:: Task directions ::
Copy everything in the listing below word for word, apart from any images.

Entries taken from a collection
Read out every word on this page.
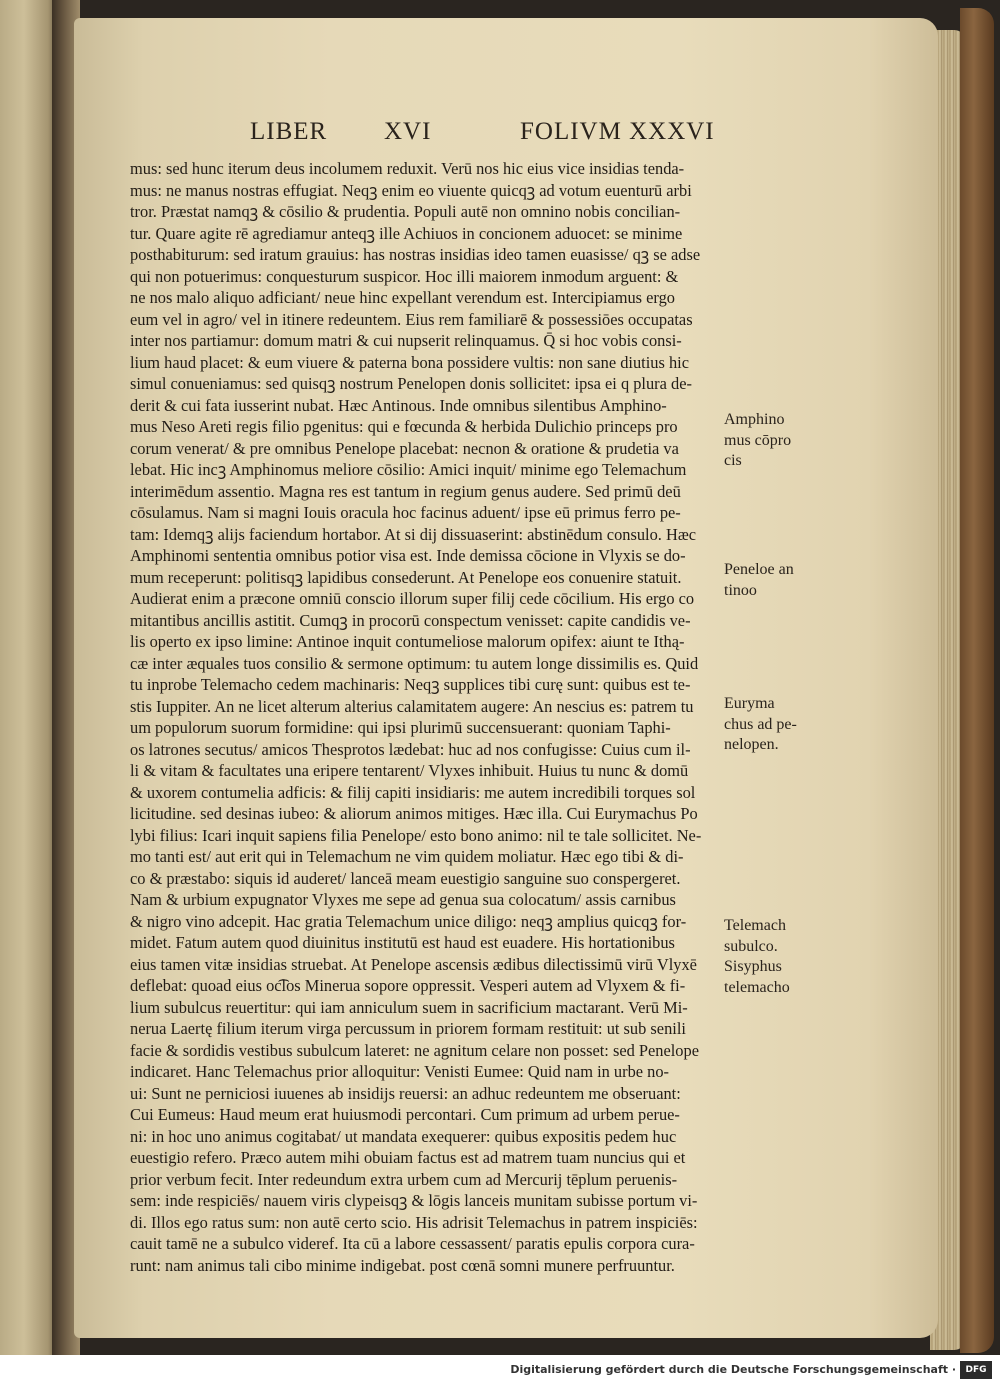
LIBER XVI	FOLIVM XXXVI
mus: sed hunc iterum deus incolumem reduxit. Verū nos hic eius vice insidias tenda-
mus: ne manus nostras effugiat. Neqꝫ enim eo viuente quicqꝫ ad votum euenturū arbi
tror. Præstat namqꝫ & cōsilio & prudentia. Populi autē non omnino nobis concilian-
tur. Quare agite rē agrediamur anteqꝫ ille Achiuos in concionem aduocet: se minime
posthabiturum: sed iratum grauius: has nostras insidias ideo tamen euasisse/ qꝫ se adse
qui non potuerimus: conquesturum suspicor. Hoc illi maiorem inmodum arguent: &
ne nos malo aliquo adficiant/ neue hinc expellant verendum est. Intercipiamus ergo
eum vel in agro/ vel in itinere redeuntem. Eius rem familiarē & possessiōes occupatas
inter nos partiamur: domum matri & cui nupserit relinquamus. Q̄ si hoc vobis consi-
lium haud placet: & eum viuere & paterna bona possidere vultis: non sane diutius hic
simul conueniamus: sed quisqꝫ nostrum Penelopen donis sollicitet: ipsa ei q plura de-
derit & cui fata iusserint nubat. Hæc Antinous. Inde omnibus silentibus Amphino-
mus Neso Areti regis filio pgenitus: qui e fœcunda & herbida Dulichio princeps pro
corum venerat/ & pre omnibus Penelope placebat: necnon & oratione & prudetia va
lebat. Hic incꝫ Amphinomus meliore cōsilio: Amici inquit/ minime ego Telemachum
interimēdum assentio. Magna res est tantum in regium genus audere. Sed primū deū
cōsulamus. Nam si magni Iouis oracula hoc facinus aduent/ ipse eū primus ferro pe-
tam: Idemqꝫ alijs faciendum hortabor. At si dij dissuaserint: abstinēdum consulo. Hæc
Amphinomi sententia omnibus potior visa est. Inde demissa cōcione in Vlyxis se do-
mum receperunt: politisqꝫ lapidibus consederunt. At Penelope eos conuenire statuit.
Audierat enim a præcone omniū conscio illorum super filij cede cōcilium. His ergo co
mitantibus ancillis astitit. Cumqꝫ in procorū conspectum venisset: capite candidis ve-
lis operto ex ipso limine: Antinoe inquit contumeliose malorum opifex: aiunt te Ithą-
cæ inter æquales tuos consilio & sermone optimum: tu autem longe dissimilis es. Quid
tu inprobe Telemacho cedem machinaris: Neqꝫ supplices tibi curę sunt: quibus est te-
stis Iuppiter. An ne licet alterum alterius calamitatem augere: An nescius es: patrem tu
um populorum suorum formidine: qui ipsi plurimū succensuerant: quoniam Taphi-
os latrones secutus/ amicos Thesprotos lædebat: huc ad nos confugisse: Cuius cum il-
li & vitam & facultates una eripere tentarent/ Vlyxes inhibuit. Huius tu nunc & domū
& uxorem contumelia adficis: & filij capiti insidiaris: me autem incredibili torques sol
licitudine. sed desinas iubeo: & aliorum animos mitiges. Hæc illa. Cui Eurymachus Po
lybi filius: Icari inquit sapiens filia Penelope/ esto bono animo: nil te tale sollicitet. Ne-
mo tanti est/ aut erit qui in Telemachum ne vim quidem moliatur. Hæc ego tibi & di-
co & præstabo: siquis id auderet/ lanceā meam euestigio sanguine suo conspergeret.
Nam & urbium expugnator Vlyxes me sepe ad genua sua colocatum/ assis carnibus
& nigro vino adcepit. Hac gratia Telemachum unice diligo: neqꝫ amplius quicqꝫ for-
midet. Fatum autem quod diuinitus institutū est haud est euadere. His hortationibus
eius tamen vitæ insidias struebat. At Penelope ascensis ædibus dilectissimū virū Vlyxē
deflebat: quoad eius oc͡los Minerua sopore oppressit. Vesperi autem ad Vlyxem & fi-
lium subulcus reuertitur: qui iam anniculum suem in sacrificium mactarant. Verū Mi-
nerua Laertę filium iterum virga percussum in priorem formam restituit: ut sub senili
facie & sordidis vestibus subulcum lateret: ne agnitum celare non posset: sed Penelope
indicaret. Hanc Telemachus prior alloquitur: Venisti Eumee: Quid nam in urbe no-
ui: Sunt ne perniciosi iuuenes ab insidijs reuersi: an adhuc redeuntem me obseruant:
Cui Eumeus: Haud meum erat huiusmodi percontari. Cum primum ad urbem perue-
ni: in hoc uno animus cogitabat/ ut mandata exequerer: quibus expositis pedem huc
euestigio refero. Præco autem mihi obuiam factus est ad matrem tuam nuncius qui et
prior verbum fecit. Inter redeundum extra urbem cum ad Mercurij tēplum peruenis-
sem: inde respiciēs/ nauem viris clypeisqꝫ & lōgis lanceis munitam subisse portum vi-
di. Illos ego ratus sum: non autē certo scio. His adrisit Telemachus in patrem inspiciēs:
cauit tamē ne a subulco videref. Ita cū a labore cessassent/ paratis epulis corpora cura-
runt: nam animus tali cibo minime indigebat. post cœnā somni munere perfruuntur.
Amphino
mus cōpro
cis
Peneloe an
tinoo
Euryma
chus ad pe-
nelopen.
Telemach
subulco.
Sisyphus
telemacho
Digitalisierung gefördert durch die Deutsche Forschungsgemeinschaft ·	DFG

:: Full output ::
Read out every word on this page.
LIBER XVI	FOLIVM XXXVI
mus: sed hunc iterum deus incolumem reduxit. Verū nos hic eius vice insidias tenda-
mus: ne manus nostras effugiat. Neqꝫ enim eo viuente quicqꝫ ad votum euenturū arbi
tror. Præstat namqꝫ & cōsilio & prudentia. Populi autē non omnino nobis concilian-
tur. Quare agite rē agrediamur anteqꝫ ille Achiuos in concionem aduocet: se minime
posthabiturum: sed iratum grauius: has nostras insidias ideo tamen euasisse/ qꝫ se adse
qui non potuerimus: conquesturum suspicor. Hoc illi maiorem inmodum arguent: &
ne nos malo aliquo adficiant/ neue hinc expellant verendum est. Intercipiamus ergo
eum vel in agro/ vel in itinere redeuntem. Eius rem familiarē & possessiōes occupatas
inter nos partiamur: domum matri & cui nupserit relinquamus. Q̄ si hoc vobis consi-
lium haud placet: & eum viuere & paterna bona possidere vultis: non sane diutius hic
simul conueniamus: sed quisqꝫ nostrum Penelopen donis sollicitet: ipsa ei q plura de-
derit & cui fata iusserint nubat. Hæc Antinous. Inde omnibus silentibus Amphino-
mus Neso Areti regis filio pgenitus: qui e fœcunda & herbida Dulichio princeps pro
corum venerat/ & pre omnibus Penelope placebat: necnon & oratione & prudetia va
lebat. Hic incꝫ Amphinomus meliore cōsilio: Amici inquit/ minime ego Telemachum
interimēdum assentio. Magna res est tantum in regium genus audere. Sed primū deū
cōsulamus. Nam si magni Iouis oracula hoc facinus aduent/ ipse eū primus ferro pe-
tam: Idemqꝫ alijs faciendum hortabor. At si dij dissuaserint: abstinēdum consulo. Hæc
Amphinomi sententia omnibus potior visa est. Inde demissa cōcione in Vlyxis se do-
mum receperunt: politisqꝫ lapidibus consederunt. At Penelope eos conuenire statuit.
Audierat enim a præcone omniū conscio illorum super filij cede cōcilium. His ergo co
mitantibus ancillis astitit. Cumqꝫ in procorū conspectum venisset: capite candidis ve-
lis operto ex ipso limine: Antinoe inquit contumeliose malorum opifex: aiunt te Ithą-
cæ inter æquales tuos consilio & sermone optimum: tu autem longe dissimilis es. Quid
tu inprobe Telemacho cedem machinaris: Neqꝫ supplices tibi curę sunt: quibus est te-
stis Iuppiter. An ne licet alterum alterius calamitatem augere: An nescius es: patrem tu
um populorum suorum formidine: qui ipsi plurimū succensuerant: quoniam Taphi-
os latrones secutus/ amicos Thesprotos lædebat: huc ad nos confugisse: Cuius cum il-
li & vitam & facultates una eripere tentarent/ Vlyxes inhibuit. Huius tu nunc & domū
& uxorem contumelia adficis: & filij capiti insidiaris: me autem incredibili torques sol
licitudine. sed desinas iubeo: & aliorum animos mitiges. Hæc illa. Cui Eurymachus Po
lybi filius: Icari inquit sapiens filia Penelope/ esto bono animo: nil te tale sollicitet. Ne-
mo tanti est/ aut erit qui in Telemachum ne vim quidem moliatur. Hæc ego tibi & di-
co & præstabo: siquis id auderet/ lanceā meam euestigio sanguine suo conspergeret.
Nam & urbium expugnator Vlyxes me sepe ad genua sua colocatum/ assis carnibus
& nigro vino adcepit. Hac gratia Telemachum unice diligo: neqꝫ amplius quicqꝫ for-
midet. Fatum autem quod diuinitus institutū est haud est euadere. His hortationibus
eius tamen vitæ insidias struebat. At Penelope ascensis ædibus dilectissimū virū Vlyxē
deflebat: quoad eius oc͡los Minerua sopore oppressit. Vesperi autem ad Vlyxem & fi-
lium subulcus reuertitur: qui iam anniculum suem in sacrificium mactarant. Verū Mi-
nerua Laertę filium iterum virga percussum in priorem formam restituit: ut sub senili
facie & sordidis vestibus subulcum lateret: ne agnitum celare non posset: sed Penelope
indicaret. Hanc Telemachus prior alloquitur: Venisti Eumee: Quid nam in urbe no-
ui: Sunt ne perniciosi iuuenes ab insidijs reuersi: an adhuc redeuntem me obseruant:
Cui Eumeus: Haud meum erat huiusmodi percontari. Cum primum ad urbem perue-
ni: in hoc uno animus cogitabat/ ut mandata exequerer: quibus expositis pedem huc
euestigio refero. Præco autem mihi obuiam factus est ad matrem tuam nuncius qui et
prior verbum fecit. Inter redeundum extra urbem cum ad Mercurij tēplum peruenis-
sem: inde respiciēs/ nauem viris clypeisqꝫ & lōgis lanceis munitam subisse portum vi-
di. Illos ego ratus sum: non autē certo scio. His adrisit Telemachus in patrem inspiciēs:
cauit tamē ne a subulco videref. Ita cū a labore cessassent/ paratis epulis corpora cura-
runt: nam animus tali cibo minime indigebat. post cœnā somni munere perfruuntur.
Amphino
mus cōpro
cis
Peneloe an
tinoo
Euryma
chus ad pe-
nelopen.
Telemach
subulco.
Sisyphus
telemacho
Digitalisierung gefördert durch die Deutsche Forschungsgemeinschaft ·	DFG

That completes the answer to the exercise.